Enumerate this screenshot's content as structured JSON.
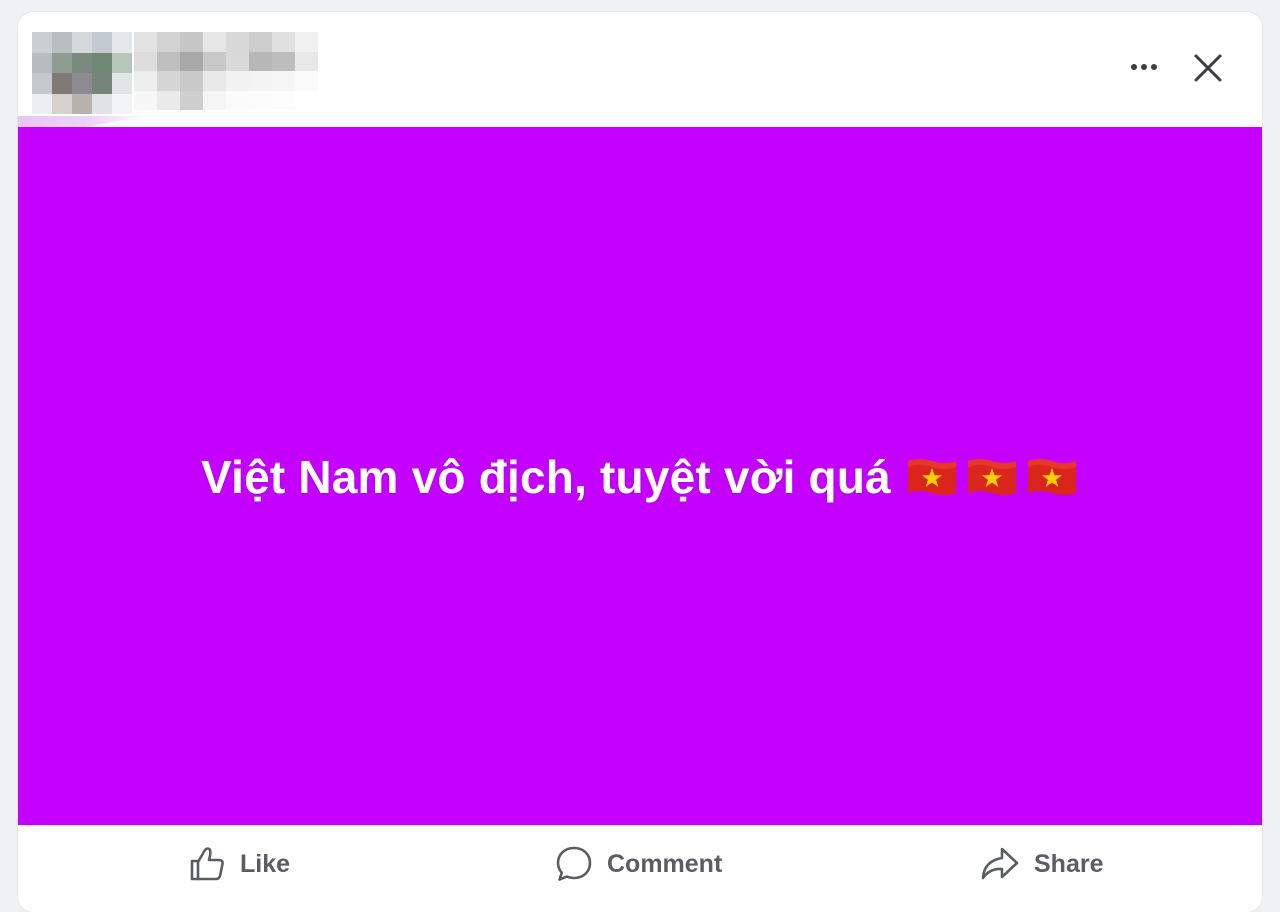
{
  "post": {
    "text": "Việt Nam vô địch, tuyệt vời quá",
    "flags_emoji": "🇻🇳🇻🇳🇻🇳",
    "background_color": "#c400ff",
    "text_color": "#ffffff"
  },
  "header": {
    "author_name_blurred": true,
    "more_icon": "more-horizontal-icon",
    "close_icon": "close-icon"
  },
  "actions": {
    "like_label": "Like",
    "comment_label": "Comment",
    "share_label": "Share",
    "like_icon": "thumbs-up-icon",
    "comment_icon": "comment-bubble-icon",
    "share_icon": "share-arrow-icon",
    "label_color": "#5a5d63"
  },
  "colors": {
    "page_background": "#f0f1f4",
    "card_background": "#ffffff",
    "flag_red": "#da251d",
    "flag_star": "#ffcd00"
  }
}
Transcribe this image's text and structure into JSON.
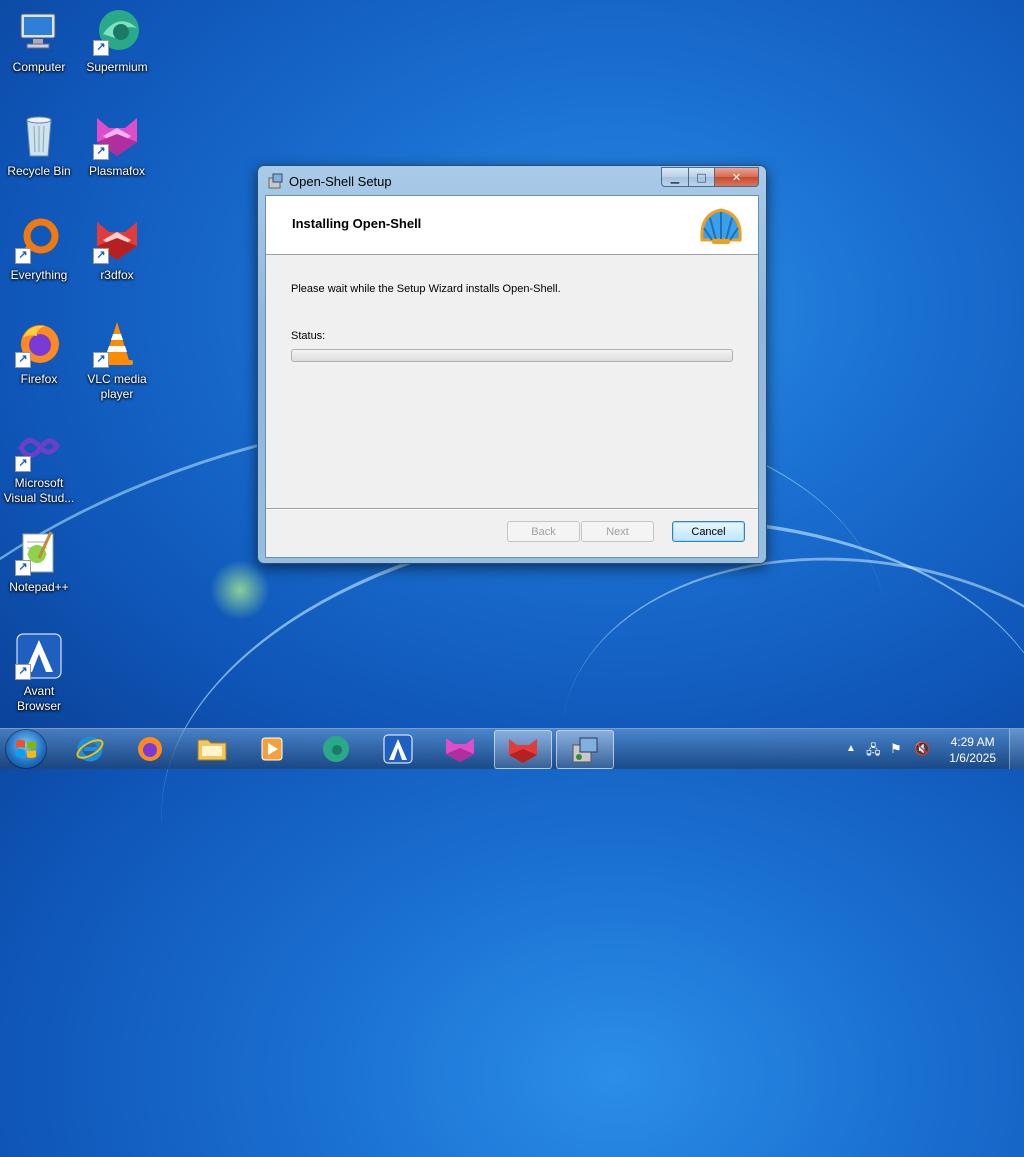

──────────────────────────────

→ **Exercise details**
Leave out all pictures, then copy the remaining material exactly.

→ **Final result**
Enumerate this screenshot's content as structured JSON.
{
  "post": {
    "text": "Việt Nam vô địch, tuyệt vời quá",
    "flags_emoji": "🇻🇳🇻🇳🇻🇳",
    "background_color": "#c400ff",
    "text_color": "#ffffff"
  },
  "header": {
    "author_name_blurred": true,
    "more_icon": "more-horizontal-icon",
    "close_icon": "close-icon"
  },
  "actions": {
    "like_label": "Like",
    "comment_label": "Comment",
    "share_label": "Share",
    "like_icon": "thumbs-up-icon",
    "comment_icon": "comment-bubble-icon",
    "share_icon": "share-arrow-icon",
    "label_color": "#5a5d63"
  },
  "colors": {
    "page_background": "#f0f1f4",
    "card_background": "#ffffff",
    "flag_red": "#da251d",
    "flag_star": "#ffcd00"
  }
}
Transcribe this image's text and structure into JSON.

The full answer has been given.